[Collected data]
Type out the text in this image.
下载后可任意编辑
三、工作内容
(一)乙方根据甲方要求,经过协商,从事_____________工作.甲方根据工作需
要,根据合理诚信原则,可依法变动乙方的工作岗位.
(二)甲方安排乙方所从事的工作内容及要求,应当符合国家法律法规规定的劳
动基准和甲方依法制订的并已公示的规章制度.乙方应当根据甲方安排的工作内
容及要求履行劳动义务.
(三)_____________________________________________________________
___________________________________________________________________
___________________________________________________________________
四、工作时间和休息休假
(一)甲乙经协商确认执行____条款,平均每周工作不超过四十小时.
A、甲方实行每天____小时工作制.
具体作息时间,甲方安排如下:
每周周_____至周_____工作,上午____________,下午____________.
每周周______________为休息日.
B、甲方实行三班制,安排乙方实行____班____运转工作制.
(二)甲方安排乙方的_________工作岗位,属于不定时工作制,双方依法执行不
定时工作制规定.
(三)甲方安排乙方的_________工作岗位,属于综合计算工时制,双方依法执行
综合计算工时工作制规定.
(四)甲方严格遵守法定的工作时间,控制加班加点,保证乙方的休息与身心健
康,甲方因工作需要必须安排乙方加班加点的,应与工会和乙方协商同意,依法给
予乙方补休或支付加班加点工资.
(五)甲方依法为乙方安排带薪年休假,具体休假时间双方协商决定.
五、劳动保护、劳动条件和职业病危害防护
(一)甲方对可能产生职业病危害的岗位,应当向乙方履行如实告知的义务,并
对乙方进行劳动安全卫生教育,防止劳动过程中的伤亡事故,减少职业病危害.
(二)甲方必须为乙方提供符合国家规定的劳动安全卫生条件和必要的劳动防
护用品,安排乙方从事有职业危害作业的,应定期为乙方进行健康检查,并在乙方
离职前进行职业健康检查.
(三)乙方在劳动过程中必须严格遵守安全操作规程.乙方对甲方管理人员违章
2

> **Problem statement**
Quote the entire listing above exactly.

> **Written answer**
Type out the text in this image.
下载后可任意编辑
三、工作内容
(一)乙方根据甲方要求,经过协商,从事_____________工作.甲方根据工作需
要,根据合理诚信原则,可依法变动乙方的工作岗位.
(二)甲方安排乙方所从事的工作内容及要求,应当符合国家法律法规规定的劳
动基准和甲方依法制订的并已公示的规章制度.乙方应当根据甲方安排的工作内
容及要求履行劳动义务.
(三)_____________________________________________________________
___________________________________________________________________
___________________________________________________________________
四、工作时间和休息休假
(一)甲乙经协商确认执行____条款,平均每周工作不超过四十小时.
A、甲方实行每天____小时工作制.
具体作息时间,甲方安排如下:
每周周_____至周_____工作,上午____________,下午____________.
每周周______________为休息日.
B、甲方实行三班制,安排乙方实行____班____运转工作制.
(二)甲方安排乙方的_________工作岗位,属于不定时工作制,双方依法执行不
定时工作制规定.
(三)甲方安排乙方的_________工作岗位,属于综合计算工时制,双方依法执行
综合计算工时工作制规定.
(四)甲方严格遵守法定的工作时间,控制加班加点,保证乙方的休息与身心健
康,甲方因工作需要必须安排乙方加班加点的,应与工会和乙方协商同意,依法给
予乙方补休或支付加班加点工资.
(五)甲方依法为乙方安排带薪年休假,具体休假时间双方协商决定.
五、劳动保护、劳动条件和职业病危害防护
(一)甲方对可能产生职业病危害的岗位,应当向乙方履行如实告知的义务,并
对乙方进行劳动安全卫生教育,防止劳动过程中的伤亡事故,减少职业病危害.
(二)甲方必须为乙方提供符合国家规定的劳动安全卫生条件和必要的劳动防
护用品,安排乙方从事有职业危害作业的,应定期为乙方进行健康检查,并在乙方
离职前进行职业健康检查.
(三)乙方在劳动过程中必须严格遵守安全操作规程.乙方对甲方管理人员违章
2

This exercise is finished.